■ **Listing**
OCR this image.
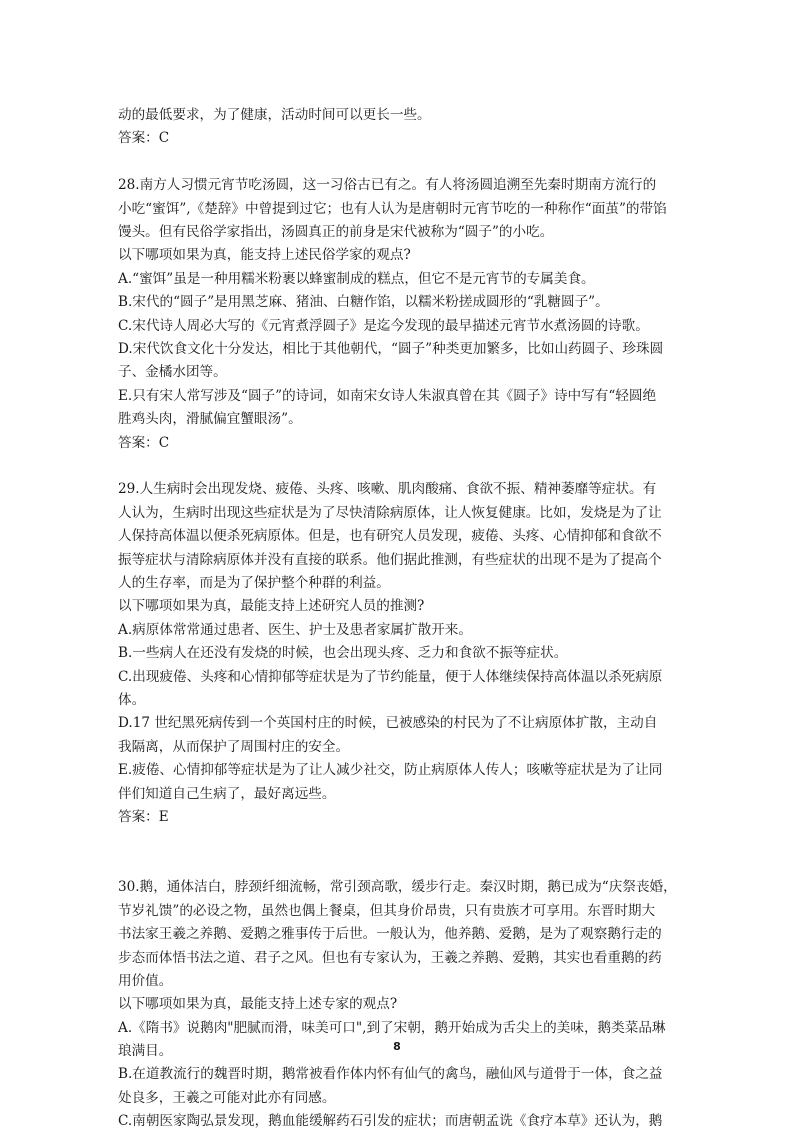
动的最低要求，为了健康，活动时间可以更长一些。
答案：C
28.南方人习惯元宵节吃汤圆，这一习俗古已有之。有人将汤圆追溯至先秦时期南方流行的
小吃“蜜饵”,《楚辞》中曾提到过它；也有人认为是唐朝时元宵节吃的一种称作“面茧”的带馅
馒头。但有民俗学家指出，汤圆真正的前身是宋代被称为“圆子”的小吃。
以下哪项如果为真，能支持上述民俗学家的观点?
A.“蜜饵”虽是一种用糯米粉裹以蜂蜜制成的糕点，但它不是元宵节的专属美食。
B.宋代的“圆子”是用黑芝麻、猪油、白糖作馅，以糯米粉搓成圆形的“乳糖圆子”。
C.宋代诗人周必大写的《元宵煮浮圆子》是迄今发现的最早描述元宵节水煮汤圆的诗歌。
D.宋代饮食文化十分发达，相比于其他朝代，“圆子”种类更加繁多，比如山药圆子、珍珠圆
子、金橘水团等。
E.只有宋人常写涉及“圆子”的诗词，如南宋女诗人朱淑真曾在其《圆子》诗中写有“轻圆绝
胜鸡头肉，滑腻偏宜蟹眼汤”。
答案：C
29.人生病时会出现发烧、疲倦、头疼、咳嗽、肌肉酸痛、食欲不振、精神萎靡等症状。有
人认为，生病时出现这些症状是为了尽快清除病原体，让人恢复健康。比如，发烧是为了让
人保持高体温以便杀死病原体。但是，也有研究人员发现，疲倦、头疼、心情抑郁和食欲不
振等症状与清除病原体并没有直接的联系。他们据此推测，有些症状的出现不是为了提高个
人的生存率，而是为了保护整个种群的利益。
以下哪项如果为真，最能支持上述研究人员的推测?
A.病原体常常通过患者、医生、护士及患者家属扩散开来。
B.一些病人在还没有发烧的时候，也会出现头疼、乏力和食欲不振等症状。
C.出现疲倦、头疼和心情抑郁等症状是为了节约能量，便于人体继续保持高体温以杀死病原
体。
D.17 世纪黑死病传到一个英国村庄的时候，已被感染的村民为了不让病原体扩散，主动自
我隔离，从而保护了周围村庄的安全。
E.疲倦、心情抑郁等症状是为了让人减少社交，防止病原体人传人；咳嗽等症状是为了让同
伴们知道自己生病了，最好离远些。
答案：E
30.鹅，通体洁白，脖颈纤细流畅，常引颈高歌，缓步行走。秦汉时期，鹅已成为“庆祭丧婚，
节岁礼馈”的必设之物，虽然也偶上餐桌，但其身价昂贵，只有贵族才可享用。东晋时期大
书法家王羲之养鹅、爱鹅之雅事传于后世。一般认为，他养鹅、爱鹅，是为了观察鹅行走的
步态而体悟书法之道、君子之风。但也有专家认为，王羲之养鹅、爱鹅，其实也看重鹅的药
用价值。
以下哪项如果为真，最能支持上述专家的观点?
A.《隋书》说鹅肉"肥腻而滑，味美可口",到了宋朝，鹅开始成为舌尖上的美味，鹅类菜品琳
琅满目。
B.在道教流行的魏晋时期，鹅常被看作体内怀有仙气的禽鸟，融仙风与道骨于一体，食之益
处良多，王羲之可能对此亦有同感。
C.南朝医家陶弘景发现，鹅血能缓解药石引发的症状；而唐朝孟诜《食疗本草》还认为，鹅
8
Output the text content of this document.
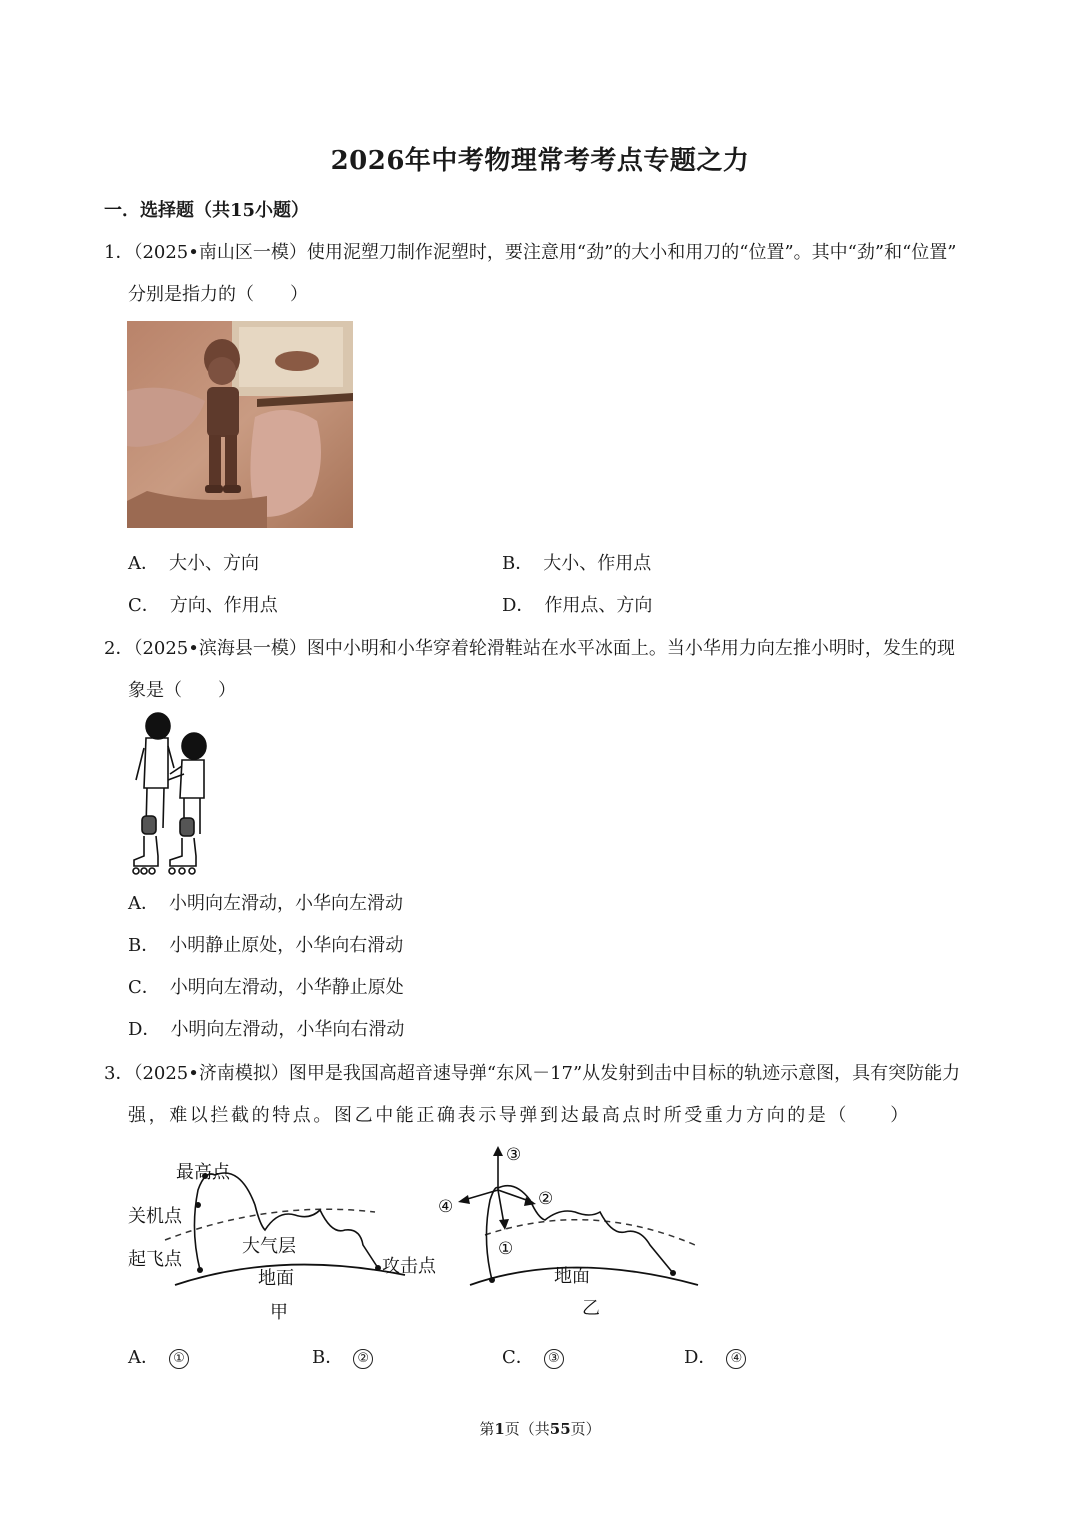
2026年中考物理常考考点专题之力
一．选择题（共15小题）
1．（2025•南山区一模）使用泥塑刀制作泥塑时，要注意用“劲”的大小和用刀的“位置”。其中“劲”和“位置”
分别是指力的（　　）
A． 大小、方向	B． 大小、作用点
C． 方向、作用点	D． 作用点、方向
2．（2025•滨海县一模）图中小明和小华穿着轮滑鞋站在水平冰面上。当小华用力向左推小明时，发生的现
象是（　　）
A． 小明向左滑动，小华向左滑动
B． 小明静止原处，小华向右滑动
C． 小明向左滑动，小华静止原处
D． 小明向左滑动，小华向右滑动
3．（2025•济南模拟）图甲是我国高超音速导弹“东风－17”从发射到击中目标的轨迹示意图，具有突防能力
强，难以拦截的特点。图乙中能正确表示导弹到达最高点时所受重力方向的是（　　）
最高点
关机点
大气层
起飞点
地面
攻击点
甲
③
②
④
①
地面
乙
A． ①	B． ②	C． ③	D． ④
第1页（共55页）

■ **Short exercise**
From the line containing "Output the text content of this document." to the end of the data above, give those lines again verbatim, with both endpoints included and no images.

■ **Solution for this problem**
Output the text content of this document.
2026年中考物理常考考点专题之力
一．选择题（共15小题）
1．（2025•南山区一模）使用泥塑刀制作泥塑时，要注意用“劲”的大小和用刀的“位置”。其中“劲”和“位置”
分别是指力的（　　）
A． 大小、方向	B． 大小、作用点
C． 方向、作用点	D． 作用点、方向
2．（2025•滨海县一模）图中小明和小华穿着轮滑鞋站在水平冰面上。当小华用力向左推小明时，发生的现
象是（　　）
A． 小明向左滑动，小华向左滑动
B． 小明静止原处，小华向右滑动
C． 小明向左滑动，小华静止原处
D． 小明向左滑动，小华向右滑动
3．（2025•济南模拟）图甲是我国高超音速导弹“东风－17”从发射到击中目标的轨迹示意图，具有突防能力
强，难以拦截的特点。图乙中能正确表示导弹到达最高点时所受重力方向的是（　　）
最高点
关机点
大气层
起飞点
地面
攻击点
甲
③
②
④
①
地面
乙
A． ①	B． ②	C． ③	D． ④
第1页（共55页）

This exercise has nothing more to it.